• **Provided records**
==========

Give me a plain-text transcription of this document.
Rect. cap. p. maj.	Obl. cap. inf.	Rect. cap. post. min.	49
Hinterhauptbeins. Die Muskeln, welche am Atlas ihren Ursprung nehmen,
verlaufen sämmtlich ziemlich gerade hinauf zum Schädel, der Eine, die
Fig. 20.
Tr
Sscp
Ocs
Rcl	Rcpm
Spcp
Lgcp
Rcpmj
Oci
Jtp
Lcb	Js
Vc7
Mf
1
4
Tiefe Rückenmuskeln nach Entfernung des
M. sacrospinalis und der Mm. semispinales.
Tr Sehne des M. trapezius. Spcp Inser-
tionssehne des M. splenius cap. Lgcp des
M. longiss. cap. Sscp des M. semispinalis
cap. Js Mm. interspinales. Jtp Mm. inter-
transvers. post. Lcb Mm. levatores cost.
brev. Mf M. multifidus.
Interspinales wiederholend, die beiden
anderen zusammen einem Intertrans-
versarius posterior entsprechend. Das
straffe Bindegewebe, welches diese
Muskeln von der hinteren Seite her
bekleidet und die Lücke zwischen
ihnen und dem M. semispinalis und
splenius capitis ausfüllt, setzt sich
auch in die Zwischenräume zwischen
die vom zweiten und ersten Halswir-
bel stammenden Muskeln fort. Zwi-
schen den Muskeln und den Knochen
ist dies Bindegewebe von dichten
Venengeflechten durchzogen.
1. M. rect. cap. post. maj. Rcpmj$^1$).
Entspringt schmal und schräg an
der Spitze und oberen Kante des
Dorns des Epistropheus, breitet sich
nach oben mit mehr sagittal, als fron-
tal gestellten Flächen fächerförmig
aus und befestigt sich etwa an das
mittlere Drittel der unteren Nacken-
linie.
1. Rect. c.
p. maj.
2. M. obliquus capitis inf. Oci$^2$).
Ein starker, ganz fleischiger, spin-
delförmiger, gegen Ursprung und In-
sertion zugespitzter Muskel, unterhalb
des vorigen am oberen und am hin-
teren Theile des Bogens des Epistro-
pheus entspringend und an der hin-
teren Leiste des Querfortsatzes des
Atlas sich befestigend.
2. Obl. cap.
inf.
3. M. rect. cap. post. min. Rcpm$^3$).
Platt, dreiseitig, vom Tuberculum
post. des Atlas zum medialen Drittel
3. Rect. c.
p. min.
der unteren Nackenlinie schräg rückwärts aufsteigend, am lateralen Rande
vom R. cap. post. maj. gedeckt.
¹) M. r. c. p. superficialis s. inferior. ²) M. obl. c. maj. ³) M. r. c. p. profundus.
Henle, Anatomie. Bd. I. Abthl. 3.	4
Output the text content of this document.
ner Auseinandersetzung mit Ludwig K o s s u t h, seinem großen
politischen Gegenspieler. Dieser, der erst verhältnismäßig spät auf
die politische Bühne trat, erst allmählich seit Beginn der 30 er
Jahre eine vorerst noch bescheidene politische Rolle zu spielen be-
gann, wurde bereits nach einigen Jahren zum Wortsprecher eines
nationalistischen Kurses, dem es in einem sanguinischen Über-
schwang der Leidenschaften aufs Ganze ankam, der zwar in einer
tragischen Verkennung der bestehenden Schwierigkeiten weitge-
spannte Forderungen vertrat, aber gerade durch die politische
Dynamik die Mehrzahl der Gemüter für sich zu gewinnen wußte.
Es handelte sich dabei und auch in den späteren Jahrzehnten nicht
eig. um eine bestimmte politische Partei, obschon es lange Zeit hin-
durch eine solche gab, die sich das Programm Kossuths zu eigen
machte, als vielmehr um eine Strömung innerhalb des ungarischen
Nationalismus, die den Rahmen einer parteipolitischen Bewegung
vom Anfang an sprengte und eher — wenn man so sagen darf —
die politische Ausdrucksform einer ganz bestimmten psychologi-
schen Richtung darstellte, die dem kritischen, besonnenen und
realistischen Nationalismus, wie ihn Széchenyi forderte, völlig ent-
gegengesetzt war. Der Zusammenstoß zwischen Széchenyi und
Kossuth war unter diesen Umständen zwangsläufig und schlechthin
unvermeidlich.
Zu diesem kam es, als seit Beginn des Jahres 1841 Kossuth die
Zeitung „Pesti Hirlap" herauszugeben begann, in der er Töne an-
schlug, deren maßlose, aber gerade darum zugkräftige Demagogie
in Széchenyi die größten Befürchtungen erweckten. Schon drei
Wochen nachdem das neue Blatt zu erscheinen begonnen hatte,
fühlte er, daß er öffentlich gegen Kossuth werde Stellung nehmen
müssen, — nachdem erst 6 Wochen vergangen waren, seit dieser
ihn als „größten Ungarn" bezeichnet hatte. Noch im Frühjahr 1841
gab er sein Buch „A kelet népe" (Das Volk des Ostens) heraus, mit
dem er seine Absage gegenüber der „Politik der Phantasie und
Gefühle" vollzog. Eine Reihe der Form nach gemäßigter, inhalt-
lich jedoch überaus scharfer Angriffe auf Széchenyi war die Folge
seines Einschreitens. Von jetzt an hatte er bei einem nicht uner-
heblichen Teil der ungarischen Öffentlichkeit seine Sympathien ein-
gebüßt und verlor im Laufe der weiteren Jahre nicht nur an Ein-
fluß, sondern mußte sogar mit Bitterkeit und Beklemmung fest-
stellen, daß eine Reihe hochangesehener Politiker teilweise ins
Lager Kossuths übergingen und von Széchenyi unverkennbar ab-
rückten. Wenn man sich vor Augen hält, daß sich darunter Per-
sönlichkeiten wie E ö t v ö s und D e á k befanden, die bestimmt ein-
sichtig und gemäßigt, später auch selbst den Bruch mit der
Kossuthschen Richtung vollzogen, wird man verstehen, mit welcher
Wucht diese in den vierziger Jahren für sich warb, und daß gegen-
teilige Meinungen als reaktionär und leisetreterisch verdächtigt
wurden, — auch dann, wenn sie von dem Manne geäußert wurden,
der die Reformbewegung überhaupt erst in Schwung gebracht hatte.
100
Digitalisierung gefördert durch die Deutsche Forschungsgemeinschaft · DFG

==========

• **Instructions to follow**
Write the data back out verbatim.

• **Solution for this exercise**
Give me a plain-text transcription of this document.
Rect. cap. p. maj.	Obl. cap. inf.	Rect. cap. post. min.	49
Hinterhauptbeins. Die Muskeln, welche am Atlas ihren Ursprung nehmen,
verlaufen sämmtlich ziemlich gerade hinauf zum Schädel, der Eine, die
Fig. 20.
Tr
Sscp
Ocs
Rcl	Rcpm
Spcp
Lgcp
Rcpmj
Oci
Jtp
Lcb	Js
Vc7
Mf
1
4
Tiefe Rückenmuskeln nach Entfernung des
M. sacrospinalis und der Mm. semispinales.
Tr Sehne des M. trapezius. Spcp Inser-
tionssehne des M. splenius cap. Lgcp des
M. longiss. cap. Sscp des M. semispinalis
cap. Js Mm. interspinales. Jtp Mm. inter-
transvers. post. Lcb Mm. levatores cost.
brev. Mf M. multifidus.
Interspinales wiederholend, die beiden
anderen zusammen einem Intertrans-
versarius posterior entsprechend. Das
straffe Bindegewebe, welches diese
Muskeln von der hinteren Seite her
bekleidet und die Lücke zwischen
ihnen und dem M. semispinalis und
splenius capitis ausfüllt, setzt sich
auch in die Zwischenräume zwischen
die vom zweiten und ersten Halswir-
bel stammenden Muskeln fort. Zwi-
schen den Muskeln und den Knochen
ist dies Bindegewebe von dichten
Venengeflechten durchzogen.
1. M. rect. cap. post. maj. Rcpmj$^1$).
Entspringt schmal und schräg an
der Spitze und oberen Kante des
Dorns des Epistropheus, breitet sich
nach oben mit mehr sagittal, als fron-
tal gestellten Flächen fächerförmig
aus und befestigt sich etwa an das
mittlere Drittel der unteren Nacken-
linie.
1. Rect. c.
p. maj.
2. M. obliquus capitis inf. Oci$^2$).
Ein starker, ganz fleischiger, spin-
delförmiger, gegen Ursprung und In-
sertion zugespitzter Muskel, unterhalb
des vorigen am oberen und am hin-
teren Theile des Bogens des Epistro-
pheus entspringend und an der hin-
teren Leiste des Querfortsatzes des
Atlas sich befestigend.
2. Obl. cap.
inf.
3. M. rect. cap. post. min. Rcpm$^3$).
Platt, dreiseitig, vom Tuberculum
post. des Atlas zum medialen Drittel
3. Rect. c.
p. min.
der unteren Nackenlinie schräg rückwärts aufsteigend, am lateralen Rande
vom R. cap. post. maj. gedeckt.
¹) M. r. c. p. superficialis s. inferior. ²) M. obl. c. maj. ³) M. r. c. p. profundus.
Henle, Anatomie. Bd. I. Abthl. 3.	4
Output the text content of this document.
ner Auseinandersetzung mit Ludwig K o s s u t h, seinem großen
politischen Gegenspieler. Dieser, der erst verhältnismäßig spät auf
die politische Bühne trat, erst allmählich seit Beginn der 30 er
Jahre eine vorerst noch bescheidene politische Rolle zu spielen be-
gann, wurde bereits nach einigen Jahren zum Wortsprecher eines
nationalistischen Kurses, dem es in einem sanguinischen Über-
schwang der Leidenschaften aufs Ganze ankam, der zwar in einer
tragischen Verkennung der bestehenden Schwierigkeiten weitge-
spannte Forderungen vertrat, aber gerade durch die politische
Dynamik die Mehrzahl der Gemüter für sich zu gewinnen wußte.
Es handelte sich dabei und auch in den späteren Jahrzehnten nicht
eig. um eine bestimmte politische Partei, obschon es lange Zeit hin-
durch eine solche gab, die sich das Programm Kossuths zu eigen
machte, als vielmehr um eine Strömung innerhalb des ungarischen
Nationalismus, die den Rahmen einer parteipolitischen Bewegung
vom Anfang an sprengte und eher — wenn man so sagen darf —
die politische Ausdrucksform einer ganz bestimmten psychologi-
schen Richtung darstellte, die dem kritischen, besonnenen und
realistischen Nationalismus, wie ihn Széchenyi forderte, völlig ent-
gegengesetzt war. Der Zusammenstoß zwischen Széchenyi und
Kossuth war unter diesen Umständen zwangsläufig und schlechthin
unvermeidlich.
Zu diesem kam es, als seit Beginn des Jahres 1841 Kossuth die
Zeitung „Pesti Hirlap" herauszugeben begann, in der er Töne an-
schlug, deren maßlose, aber gerade darum zugkräftige Demagogie
in Széchenyi die größten Befürchtungen erweckten. Schon drei
Wochen nachdem das neue Blatt zu erscheinen begonnen hatte,
fühlte er, daß er öffentlich gegen Kossuth werde Stellung nehmen
müssen, — nachdem erst 6 Wochen vergangen waren, seit dieser
ihn als „größten Ungarn" bezeichnet hatte. Noch im Frühjahr 1841
gab er sein Buch „A kelet népe" (Das Volk des Ostens) heraus, mit
dem er seine Absage gegenüber der „Politik der Phantasie und
Gefühle" vollzog. Eine Reihe der Form nach gemäßigter, inhalt-
lich jedoch überaus scharfer Angriffe auf Széchenyi war die Folge
seines Einschreitens. Von jetzt an hatte er bei einem nicht uner-
heblichen Teil der ungarischen Öffentlichkeit seine Sympathien ein-
gebüßt und verlor im Laufe der weiteren Jahre nicht nur an Ein-
fluß, sondern mußte sogar mit Bitterkeit und Beklemmung fest-
stellen, daß eine Reihe hochangesehener Politiker teilweise ins
Lager Kossuths übergingen und von Széchenyi unverkennbar ab-
rückten. Wenn man sich vor Augen hält, daß sich darunter Per-
sönlichkeiten wie E ö t v ö s und D e á k befanden, die bestimmt ein-
sichtig und gemäßigt, später auch selbst den Bruch mit der
Kossuthschen Richtung vollzogen, wird man verstehen, mit welcher
Wucht diese in den vierziger Jahren für sich warb, und daß gegen-
teilige Meinungen als reaktionär und leisetreterisch verdächtigt
wurden, — auch dann, wenn sie von dem Manne geäußert wurden,
der die Reformbewegung überhaupt erst in Schwung gebracht hatte.
100
Digitalisierung gefördert durch die Deutsche Forschungsgemeinschaft · DFG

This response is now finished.